RECORDS TO PROCESS —
- - - - - - -

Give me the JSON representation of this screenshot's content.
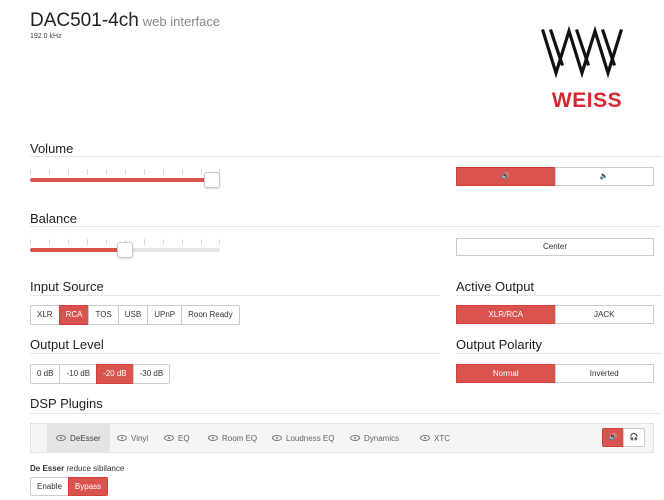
{
  "header": {
    "device": "DAC501-4ch",
    "subtitle": "web interface",
    "sample_rate": "192.0 kHz"
  },
  "logo": {
    "text": "WEISS",
    "color": "#d9262f"
  },
  "volume": {
    "heading": "Volume",
    "level": 0.96,
    "speaker_icon": "🔊",
    "mute_icon": "🔈"
  },
  "balance": {
    "heading": "Balance",
    "position": 0.5,
    "center_label": "Center"
  },
  "input_source": {
    "heading": "Input Source",
    "options": [
      "XLR",
      "RCA",
      "TOS",
      "USB",
      "UPnP",
      "Roon Ready"
    ],
    "selected": "RCA"
  },
  "active_output": {
    "heading": "Active Output",
    "options": [
      "XLR/RCA",
      "JACK"
    ],
    "selected": "XLR/RCA"
  },
  "output_level": {
    "heading": "Output Level",
    "options": [
      "0 dB",
      "-10 dB",
      "-20 dB",
      "-30 dB"
    ],
    "selected": "-20 dB"
  },
  "output_polarity": {
    "heading": "Output Polarity",
    "options": [
      "Normal",
      "Inverted"
    ],
    "selected": "Normal"
  },
  "dsp": {
    "heading": "DSP Plugins",
    "tabs": [
      "DeEsser",
      "Vinyl",
      "EQ",
      "Room EQ",
      "Loudness EQ",
      "Dynamics",
      "XTC"
    ],
    "active_tab": "DeEsser",
    "speaker_icon": "🔊",
    "headphone_icon": "🎧"
  },
  "plugin_detail": {
    "name": "De Esser",
    "description": "reduce sibilance",
    "buttons": [
      "Enable",
      "Bypass"
    ],
    "selected": "Bypass"
  },
  "colors": {
    "accent": "#d9534f",
    "brand": "#d9262f"
  }
}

- - - - - - -

GIVEN REQUEST —
Omit the pictures. Output every record above word for word.

SOLUTION TO THE EXERCISE —
Give me the JSON representation of this screenshot's content.
{
  "header": {
    "device": "DAC501-4ch",
    "subtitle": "web interface",
    "sample_rate": "192.0 kHz"
  },
  "logo": {
    "text": "WEISS",
    "color": "#d9262f"
  },
  "volume": {
    "heading": "Volume",
    "level": 0.96,
    "speaker_icon": "🔊",
    "mute_icon": "🔈"
  },
  "balance": {
    "heading": "Balance",
    "position": 0.5,
    "center_label": "Center"
  },
  "input_source": {
    "heading": "Input Source",
    "options": [
      "XLR",
      "RCA",
      "TOS",
      "USB",
      "UPnP",
      "Roon Ready"
    ],
    "selected": "RCA"
  },
  "active_output": {
    "heading": "Active Output",
    "options": [
      "XLR/RCA",
      "JACK"
    ],
    "selected": "XLR/RCA"
  },
  "output_level": {
    "heading": "Output Level",
    "options": [
      "0 dB",
      "-10 dB",
      "-20 dB",
      "-30 dB"
    ],
    "selected": "-20 dB"
  },
  "output_polarity": {
    "heading": "Output Polarity",
    "options": [
      "Normal",
      "Inverted"
    ],
    "selected": "Normal"
  },
  "dsp": {
    "heading": "DSP Plugins",
    "tabs": [
      "DeEsser",
      "Vinyl",
      "EQ",
      "Room EQ",
      "Loudness EQ",
      "Dynamics",
      "XTC"
    ],
    "active_tab": "DeEsser",
    "speaker_icon": "🔊",
    "headphone_icon": "🎧"
  },
  "plugin_detail": {
    "name": "De Esser",
    "description": "reduce sibilance",
    "buttons": [
      "Enable",
      "Bypass"
    ],
    "selected": "Bypass"
  },
  "colors": {
    "accent": "#d9534f",
    "brand": "#d9262f"
  }
}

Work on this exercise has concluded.